Instructions =>
1. In the Final Fantasy XIII thread, decide whether each statement agrees with the text, answering yes or no and quoting the words that settle it: (a) ChrisFilter's copy will arrive tomorrow. (b) According to revol68, Edge gave the game a 9. (c) QueenOfGoths says Mr. QofG's plans to finish Fallout 3 this week.
2. Please write out the part of the Final Fantasy XIII thread starting at "Only about another" and ending at "another thread, btw.".

═════ Provided text

# Final Fantasy XIII



## g force (Mar 8, 2010)

So anyone else getting it? Got a review copy and i'm not that far through it - first impressions:

OMFG it looks amazing. The FMV, the general gameplay, the fights, the envrionments are all stunning.

New fight system takes some getting use to but definitely works well and is a big improvement on the last game

The new "levelling up" when you can't really level up as in games of old but instead have to get new abilites by collecting CP (Crystal Points) similar to that damn board thing in XII.

It's a slow burner...it takes a while to get going but one you have all the characters it's pretty neat the way you get split and play different bits as different characters (think split narrative films like Crash)...be great when they all get together!

The story - miles better than the last few games...it's no FFVII but it's definitely one of the better ones. Way more sci-fi than before, lots of cool mecha, political sub plots, themes around immigration.

Only about another 80 hours to go


----------



## ChrisFilter (Mar 8, 2010)

My copy will arrive tomorrow. Extremely excited. Day off work. There's another thread, btw.

Can't wait


----------



## Kid_Eternity (Mar 8, 2010)

Must admit this might the FF that draws me back to it, something about it is very appealing from what I've seen so far...


----------



## g force (Mar 8, 2010)

So long as you mute it when Leona Lewis starts wailing...


----------



## kyser_soze (Mar 8, 2010)

This is going to destroy my life, isn't it?


----------



## g force (Mar 8, 2010)

Yes. I have already told my friends to not expect to see me this weekend..bar the 2 hours we wathc Alice at the IMAX, during which I will be thinking about crystal points and escaping Pulse.


----------



## Kid_Eternity (Mar 8, 2010)

kyser_soze said:


> This is going to destroy my life, isn't it?



*nods*


----------



## QueenOfGoths (Mar 8, 2010)

Mr. QofG's has got this release planned with presicion

This week to finish Fallout 3
Next week he is in a play so won't have time for gaming
Then we are going away
When we are back and only when he will buy FF XIII so he can devote his full attention to it. I expect to see him again at some point in July!


----------



## g force (Mar 8, 2010)

Pfftt...July?! you'll be lucky....August more like.


----------



## revol68 (Mar 10, 2010)

so I've been reading the reviews and have mixed feelings on buying this, especially since I'm planning on picking up Bad Company 2 for my PC during the week. All the reviews have said it's much more linear with no towns to explore but the battle system is the best yet and the story and cut scenes are epic, oh and apparently the first 20 hrs aren't that impressive but that it kicks into gear after that.

One thing I do know is that Edge are pseudo controversialist pricks, who have managed to crawl even further up their smug arses, they gave it a 5 despite a review that would suggest a high 7 or 8. I mean are they really putting this game on a lower level than Bionic Commando 3D or Mercenaries 2? How can they justify giving Halo3 and GTA IV 10/10 for being not much more than graphical upgrades of played out franchises, not to mention giving a glorified expansion pack like Halo ODST 9/10? I mean I'm no fan boy I'm just fed up with Edge trying to be contrarian pricks especially when they dish out 10s to shit that is bringing nothing new or interesting to the table and I say that as someone who enjoyed Halo 3 (well except the shit flood levels).

══════════
═════ Given data

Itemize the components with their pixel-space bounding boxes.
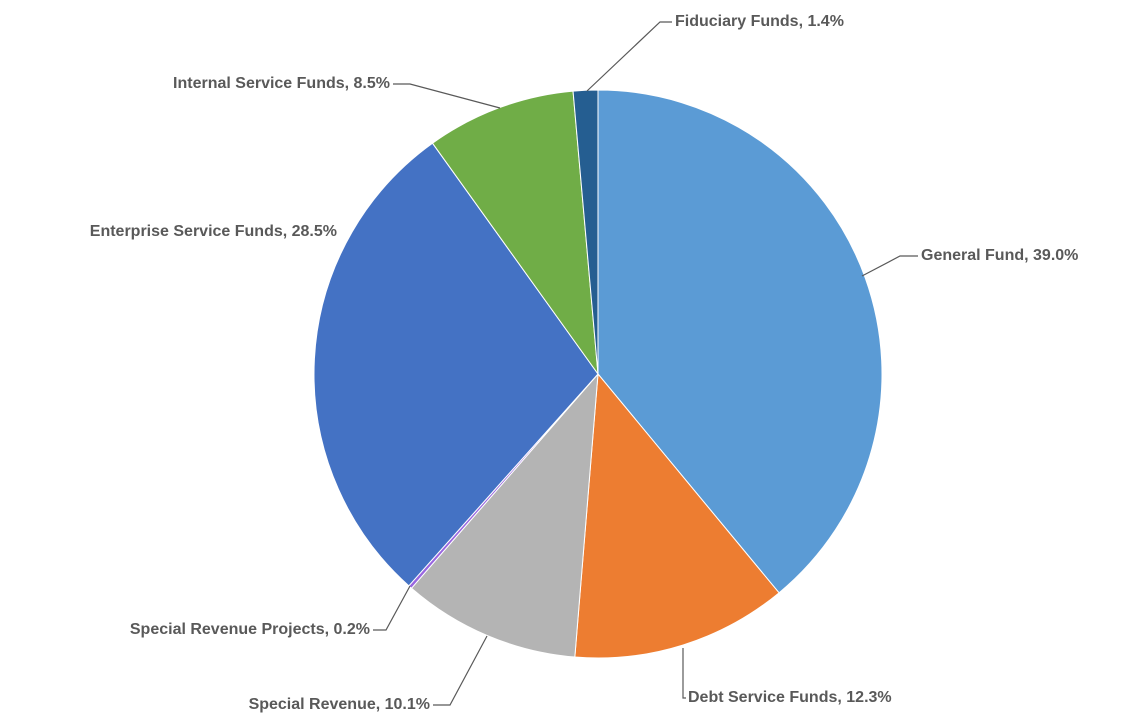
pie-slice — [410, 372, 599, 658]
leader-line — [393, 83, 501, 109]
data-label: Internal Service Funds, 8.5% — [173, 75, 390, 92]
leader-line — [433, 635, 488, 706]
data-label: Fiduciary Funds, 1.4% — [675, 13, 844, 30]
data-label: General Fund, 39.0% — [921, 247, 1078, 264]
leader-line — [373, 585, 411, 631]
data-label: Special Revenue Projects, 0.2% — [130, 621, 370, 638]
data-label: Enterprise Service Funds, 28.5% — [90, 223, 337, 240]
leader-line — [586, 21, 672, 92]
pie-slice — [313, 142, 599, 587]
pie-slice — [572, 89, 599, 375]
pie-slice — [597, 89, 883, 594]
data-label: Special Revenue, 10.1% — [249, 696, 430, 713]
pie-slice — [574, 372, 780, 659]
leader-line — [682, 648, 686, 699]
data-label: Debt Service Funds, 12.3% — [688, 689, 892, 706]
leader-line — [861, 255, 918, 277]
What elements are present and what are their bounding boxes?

══════════
═════ Given data

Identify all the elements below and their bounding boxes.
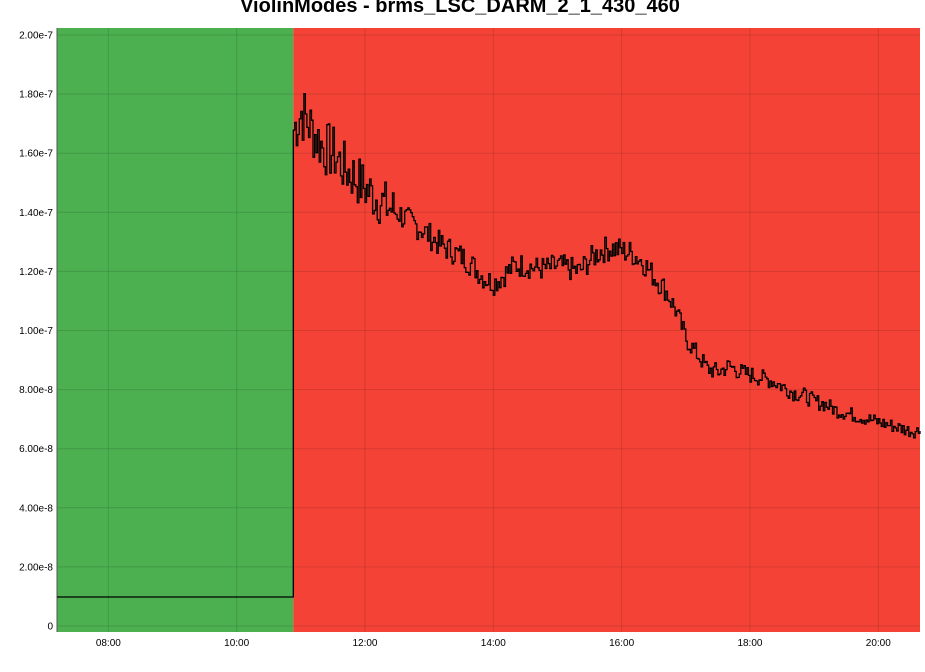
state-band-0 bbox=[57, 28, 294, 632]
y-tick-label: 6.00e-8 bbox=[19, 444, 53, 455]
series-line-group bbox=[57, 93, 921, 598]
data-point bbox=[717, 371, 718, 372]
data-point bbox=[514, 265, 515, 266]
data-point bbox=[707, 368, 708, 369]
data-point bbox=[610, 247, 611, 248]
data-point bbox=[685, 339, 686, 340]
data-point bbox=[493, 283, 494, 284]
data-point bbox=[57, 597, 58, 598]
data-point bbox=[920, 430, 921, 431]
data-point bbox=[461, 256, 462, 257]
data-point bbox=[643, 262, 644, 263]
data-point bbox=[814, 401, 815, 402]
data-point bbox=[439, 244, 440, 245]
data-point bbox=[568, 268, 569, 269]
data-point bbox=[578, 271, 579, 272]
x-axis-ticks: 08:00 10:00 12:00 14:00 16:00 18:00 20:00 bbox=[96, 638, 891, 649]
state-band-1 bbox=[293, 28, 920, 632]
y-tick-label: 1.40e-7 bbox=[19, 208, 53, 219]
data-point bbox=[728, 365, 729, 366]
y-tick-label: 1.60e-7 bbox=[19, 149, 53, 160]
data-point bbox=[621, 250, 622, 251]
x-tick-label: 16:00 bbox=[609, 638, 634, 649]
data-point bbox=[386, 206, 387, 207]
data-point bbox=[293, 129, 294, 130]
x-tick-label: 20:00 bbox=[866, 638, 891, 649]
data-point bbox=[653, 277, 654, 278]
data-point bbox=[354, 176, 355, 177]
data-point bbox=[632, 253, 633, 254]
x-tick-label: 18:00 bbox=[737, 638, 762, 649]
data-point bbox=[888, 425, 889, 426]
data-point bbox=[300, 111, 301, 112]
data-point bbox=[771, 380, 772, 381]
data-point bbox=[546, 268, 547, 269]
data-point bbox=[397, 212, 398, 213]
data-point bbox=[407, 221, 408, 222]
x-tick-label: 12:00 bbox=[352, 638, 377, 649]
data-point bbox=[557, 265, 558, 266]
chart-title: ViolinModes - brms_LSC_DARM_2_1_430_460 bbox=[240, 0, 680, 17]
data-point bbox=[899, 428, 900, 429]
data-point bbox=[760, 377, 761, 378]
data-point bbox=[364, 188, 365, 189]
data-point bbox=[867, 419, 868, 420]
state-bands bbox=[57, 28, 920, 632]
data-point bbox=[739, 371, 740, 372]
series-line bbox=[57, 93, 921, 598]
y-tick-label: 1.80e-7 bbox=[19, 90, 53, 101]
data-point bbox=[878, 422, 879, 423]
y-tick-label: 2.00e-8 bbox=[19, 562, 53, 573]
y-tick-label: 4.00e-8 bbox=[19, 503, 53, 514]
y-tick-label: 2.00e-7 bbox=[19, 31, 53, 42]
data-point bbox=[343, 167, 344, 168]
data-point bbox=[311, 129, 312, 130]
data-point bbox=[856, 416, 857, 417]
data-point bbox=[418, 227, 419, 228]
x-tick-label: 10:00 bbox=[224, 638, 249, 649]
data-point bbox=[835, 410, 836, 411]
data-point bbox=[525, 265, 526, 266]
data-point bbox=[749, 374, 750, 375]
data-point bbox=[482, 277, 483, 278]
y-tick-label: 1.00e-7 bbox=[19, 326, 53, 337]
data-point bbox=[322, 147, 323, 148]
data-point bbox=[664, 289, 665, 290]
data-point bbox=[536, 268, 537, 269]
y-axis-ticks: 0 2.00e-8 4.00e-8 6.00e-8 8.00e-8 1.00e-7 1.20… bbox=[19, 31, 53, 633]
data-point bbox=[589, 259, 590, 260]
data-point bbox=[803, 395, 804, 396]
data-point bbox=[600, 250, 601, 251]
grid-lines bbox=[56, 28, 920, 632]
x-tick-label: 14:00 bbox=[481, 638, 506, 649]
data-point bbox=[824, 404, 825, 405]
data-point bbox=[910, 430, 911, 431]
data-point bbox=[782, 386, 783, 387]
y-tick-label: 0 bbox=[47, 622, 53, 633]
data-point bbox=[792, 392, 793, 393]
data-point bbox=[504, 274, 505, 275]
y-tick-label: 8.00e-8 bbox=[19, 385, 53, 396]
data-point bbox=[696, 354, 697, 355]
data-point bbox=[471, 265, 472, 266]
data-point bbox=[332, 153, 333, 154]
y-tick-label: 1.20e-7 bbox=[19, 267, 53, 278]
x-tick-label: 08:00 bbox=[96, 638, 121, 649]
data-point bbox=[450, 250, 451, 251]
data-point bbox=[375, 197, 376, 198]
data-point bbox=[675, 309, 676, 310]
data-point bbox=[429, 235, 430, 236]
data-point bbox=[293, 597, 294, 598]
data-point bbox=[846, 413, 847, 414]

══════════
═════ Given data

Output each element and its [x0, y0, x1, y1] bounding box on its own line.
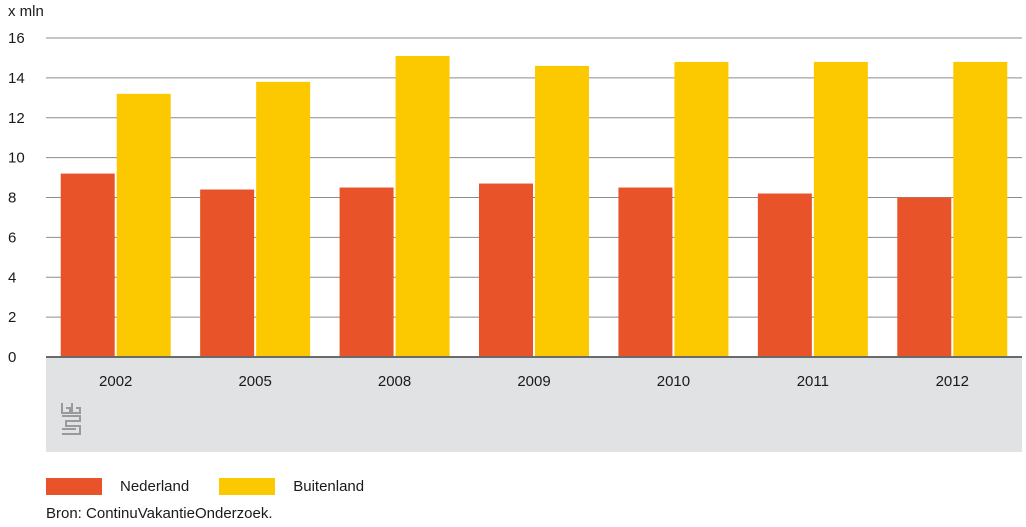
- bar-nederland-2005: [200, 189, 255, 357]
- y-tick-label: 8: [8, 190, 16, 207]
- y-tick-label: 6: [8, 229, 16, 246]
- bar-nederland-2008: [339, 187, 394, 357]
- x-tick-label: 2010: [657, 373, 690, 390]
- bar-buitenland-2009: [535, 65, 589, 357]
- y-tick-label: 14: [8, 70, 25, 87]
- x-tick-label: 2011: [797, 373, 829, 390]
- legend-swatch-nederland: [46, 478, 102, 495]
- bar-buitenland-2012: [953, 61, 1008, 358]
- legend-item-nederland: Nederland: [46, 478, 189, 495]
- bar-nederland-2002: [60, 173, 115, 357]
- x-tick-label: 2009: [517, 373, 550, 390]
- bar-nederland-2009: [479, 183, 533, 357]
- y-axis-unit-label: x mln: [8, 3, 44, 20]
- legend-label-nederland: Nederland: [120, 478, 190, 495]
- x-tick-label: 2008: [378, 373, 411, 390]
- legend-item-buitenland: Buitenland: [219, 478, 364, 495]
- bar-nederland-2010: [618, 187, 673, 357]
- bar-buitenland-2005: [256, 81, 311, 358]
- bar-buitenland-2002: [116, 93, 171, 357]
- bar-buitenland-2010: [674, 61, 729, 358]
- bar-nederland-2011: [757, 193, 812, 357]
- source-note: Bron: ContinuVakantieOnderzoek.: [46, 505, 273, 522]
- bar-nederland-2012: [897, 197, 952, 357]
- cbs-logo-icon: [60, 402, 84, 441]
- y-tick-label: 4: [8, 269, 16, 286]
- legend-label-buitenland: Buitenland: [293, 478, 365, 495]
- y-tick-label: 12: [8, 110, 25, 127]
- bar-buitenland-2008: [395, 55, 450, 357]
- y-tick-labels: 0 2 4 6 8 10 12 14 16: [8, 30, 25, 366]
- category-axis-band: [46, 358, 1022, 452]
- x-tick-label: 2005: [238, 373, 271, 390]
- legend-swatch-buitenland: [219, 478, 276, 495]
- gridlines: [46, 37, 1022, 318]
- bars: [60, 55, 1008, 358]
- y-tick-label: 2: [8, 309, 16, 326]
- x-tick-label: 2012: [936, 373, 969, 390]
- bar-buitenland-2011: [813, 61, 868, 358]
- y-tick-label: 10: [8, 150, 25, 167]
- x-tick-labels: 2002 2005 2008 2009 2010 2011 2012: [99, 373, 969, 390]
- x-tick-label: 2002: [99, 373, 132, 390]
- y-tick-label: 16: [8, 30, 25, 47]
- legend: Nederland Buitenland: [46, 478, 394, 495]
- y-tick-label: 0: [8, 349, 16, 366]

══════════

Task-by-task outputs =>
1.
(a) Yes: "My copy will arrive tomorrow."
(b) No: "they gave it a 5 despite a review that would suggest a high 7 or 8."
(c) Yes: "This week to finish Fallout 3"

2.
Only about another 80 hours to go


----------



## ChrisFilter (Mar 8, 2010)

My copy will arrive tomorrow. Extremely excited. Day off work. There's another thread, btw.